# PROBLEM TO SOLVE:
Where does "ocupación" occur in the listing? Copy every line that holds it.

# DATA RECORDS:
↓↓↓
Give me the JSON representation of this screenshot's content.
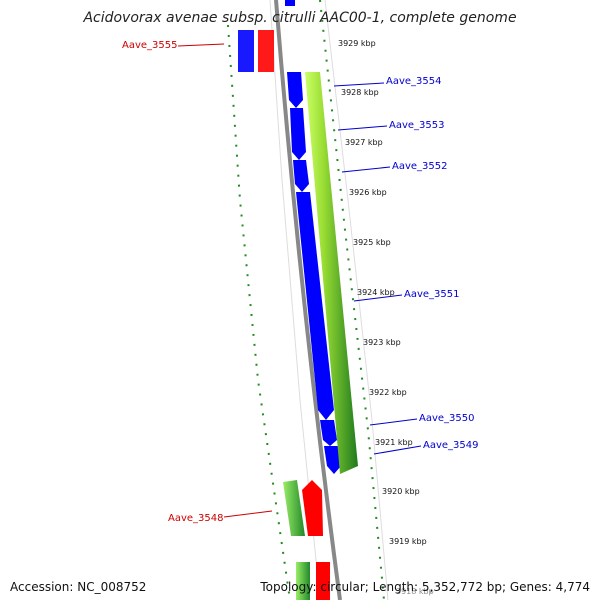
{
  "title": "Acidovorax avenae subsp. citrulli AAC00-1, complete genome",
  "footer": {
    "accession": "Accession: NC_008752",
    "topology": "Topology: circular; Length: 5,352,772 bp; Genes: 4,774"
  },
  "colors": {
    "forward_gene_label": "#0000cc",
    "reverse_gene_label": "#cc0000",
    "cds_forward": "#0000ff",
    "cds_reverse": "#ff0000",
    "rna_green": "#33aa33",
    "backbone": "#888888",
    "tick_green": "#228b22"
  },
  "kbp_labels": [
    "3929 kbp",
    "3928 kbp",
    "3927 kbp",
    "3926 kbp",
    "3925 kbp",
    "3924 kbp",
    "3923 kbp",
    "3922 kbp",
    "3921 kbp",
    "3920 kbp",
    "3919 kbp",
    "3918 kbp"
  ],
  "genes_forward": [
    "Aave_3554",
    "Aave_3553",
    "Aave_3552",
    "Aave_3551",
    "Aave_3550",
    "Aave_3549"
  ],
  "genes_reverse": [
    "Aave_3555",
    "Aave_3548"
  ]
}
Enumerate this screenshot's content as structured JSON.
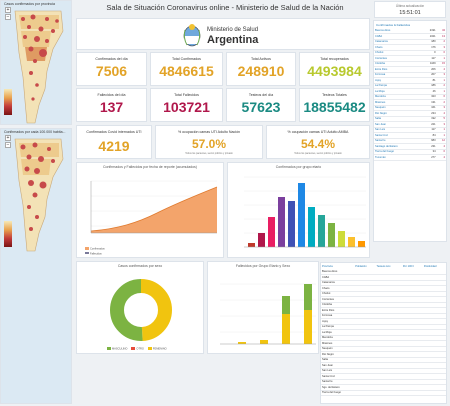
{
  "header": {
    "title": "Sala de Situación Coronavirus online - Ministerio de Salud de la Nación",
    "ministry_line1": "Ministerio de Salud",
    "ministry_line2": "Argentina",
    "update_label": "Última actualización",
    "update_time": "15:51:01"
  },
  "maps": {
    "map1_title": "Casos confirmados por provincia",
    "map2_title": "Confirmados por cada 100.000 habita...",
    "zoom_in": "+",
    "zoom_out": "−"
  },
  "kpis": {
    "row1": [
      {
        "label": "Confirmados del día",
        "value": "7506",
        "color": "#e2a327"
      },
      {
        "label": "Total Confirmados",
        "value": "4846615",
        "color": "#e2a327"
      },
      {
        "label": "Total Activos",
        "value": "248910",
        "color": "#e2a327"
      },
      {
        "label": "Total recuperados",
        "value": "4493984",
        "color": "#b8c92e"
      }
    ],
    "row2": [
      {
        "label": "Fallecidos del día",
        "value": "137",
        "color": "#b0174b"
      },
      {
        "label": "Total Fallecidos",
        "value": "103721",
        "color": "#b0174b"
      },
      {
        "label": "Testeos del día",
        "value": "57623",
        "color": "#1a8a82"
      },
      {
        "label": "Testeos Totales",
        "value": "18855482",
        "color": "#1a8a82"
      }
    ],
    "row3": [
      {
        "label": "Confirmados Covid internados UTI",
        "value": "4219",
        "color": "#e2a327"
      },
      {
        "label": "% ocupación camas UTI Adulto Nación",
        "value": "57.0%",
        "color": "#e2a327",
        "sub": "Todos los pacientes, sector público y privado"
      },
      {
        "label": "% ocupación camas UTI Adulto AMBA",
        "value": "54.4%",
        "color": "#e2a327",
        "sub": "Todos los pacientes, sector público y privado"
      }
    ]
  },
  "charts": {
    "line": {
      "title": "Confirmados y Fallecidos por fecha de reporte (acumulados)",
      "legend": [
        "Confirmados",
        "Fallecidos"
      ]
    },
    "age_bar": {
      "title": "Confirmados por grupo etario"
    },
    "donut": {
      "title": "Casos confirmados por sexo",
      "legend": [
        "MASCULINO",
        "OTRO",
        "FEMENINO"
      ]
    },
    "stack": {
      "title": "Fallecidos por Grupo Etario y Sexo"
    }
  },
  "province_table": {
    "header": "Confirmados & Fallecidos",
    "rows": [
      {
        "name": "Buenos Aires",
        "a": "2191",
        "b": "34"
      },
      {
        "name": "CABA",
        "a": "1021",
        "b": "13"
      },
      {
        "name": "Catamarca",
        "a": "180",
        "b": "2"
      },
      {
        "name": "Chaco",
        "a": "176",
        "b": "3"
      },
      {
        "name": "Chubut",
        "a": "0",
        "b": "0"
      },
      {
        "name": "Corrientes",
        "a": "117",
        "b": "1"
      },
      {
        "name": "Córdoba",
        "a": "1169",
        "b": "15"
      },
      {
        "name": "Entre Ríos",
        "a": "206",
        "b": "4"
      },
      {
        "name": "Formosa",
        "a": "207",
        "b": "3"
      },
      {
        "name": "Jujuy",
        "a": "81",
        "b": "1"
      },
      {
        "name": "La Pampa",
        "a": "186",
        "b": "2"
      },
      {
        "name": "La Rioja",
        "a": "46",
        "b": "1"
      },
      {
        "name": "Mendoza",
        "a": "323",
        "b": "6"
      },
      {
        "name": "Misiones",
        "a": "131",
        "b": "2"
      },
      {
        "name": "Neuquén",
        "a": "161",
        "b": "3"
      },
      {
        "name": "Río Negro",
        "a": "234",
        "b": "4"
      },
      {
        "name": "Salta",
        "a": "192",
        "b": "5"
      },
      {
        "name": "San Juan",
        "a": "221",
        "b": "3"
      },
      {
        "name": "San Luis",
        "a": "117",
        "b": "1"
      },
      {
        "name": "Santa Cruz",
        "a": "84",
        "b": "1"
      },
      {
        "name": "Santa Fe",
        "a": "683",
        "b": "12"
      },
      {
        "name": "Santiago del Estero",
        "a": "231",
        "b": "4"
      },
      {
        "name": "Tierra del Fuego",
        "a": "34",
        "b": "0"
      },
      {
        "name": "Tucumán",
        "a": "277",
        "b": "4"
      }
    ]
  },
  "bottom_table": {
    "headers": [
      "Provincia",
      "Población",
      "Testeos Acc.",
      "Por 100 h",
      "Positividad"
    ],
    "rows": [
      "Buenos Aires",
      "CABA",
      "Catamarca",
      "Chaco",
      "Chubut",
      "Corrientes",
      "Córdoba",
      "Entre Ríos",
      "Formosa",
      "Jujuy",
      "La Pampa",
      "La Rioja",
      "Mendoza",
      "Misiones",
      "Neuquén",
      "Río Negro",
      "Salta",
      "San Juan",
      "San Luis",
      "Santa Cruz",
      "Santa Fe",
      "Sgo. del Estero",
      "Tierra del Fuego"
    ]
  }
}
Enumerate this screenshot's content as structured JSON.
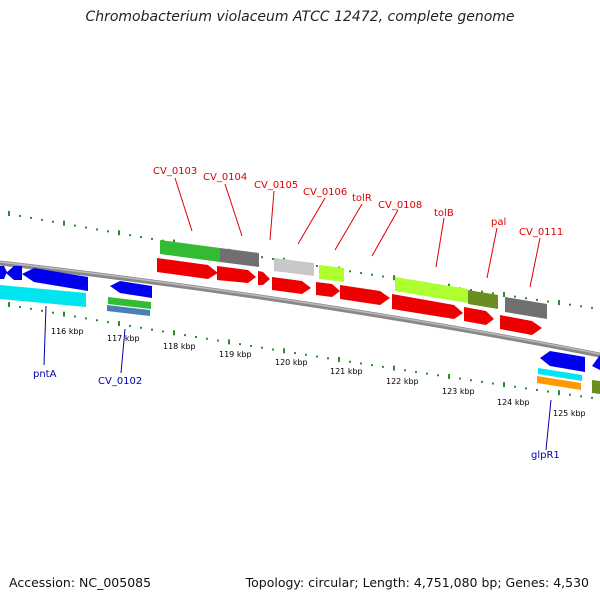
{
  "title": "Chromobacterium violaceum ATCC 12472, complete genome",
  "footer": {
    "accession": "Accession: NC_005085",
    "stats": "Topology: circular; Length: 4,751,080 bp; Genes: 4,530"
  },
  "colors": {
    "label_top": "#dd0000",
    "label_bottom": "#0000aa",
    "backbone": "#888888",
    "ticks": "#2e8b2e",
    "red_gene": "#ee0000",
    "blue_gene": "#0000ee",
    "cyan_gene": "#00e5f0",
    "green_gene": "#33bb33",
    "olive_gene": "#6b8e23",
    "lime_gene": "#adff2f",
    "gray_gene": "#707070",
    "light_gray_gene": "#c8c8c8",
    "orange_gene": "#ff9900",
    "steel_gene": "#4682b4"
  },
  "scale_labels": [
    "116 kbp",
    "117 kbp",
    "118 kbp",
    "119 kbp",
    "120 kbp",
    "121 kbp",
    "122 kbp",
    "123 kbp",
    "124 kbp",
    "125 kbp"
  ],
  "top_gene_labels": [
    "CV_0103",
    "CV_0104",
    "CV_0105",
    "CV_0106",
    "tolR",
    "CV_0108",
    "tolB",
    "pal",
    "CV_0111"
  ],
  "bottom_gene_labels": [
    "pntA",
    "CV_0102",
    "glpR1"
  ]
}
↑↑↑
# ANSWER SPACE:
        "label": "% ocupación camas UTI Adulto Nación",
        "label": "% ocupación camas UTI Adulto AMBA",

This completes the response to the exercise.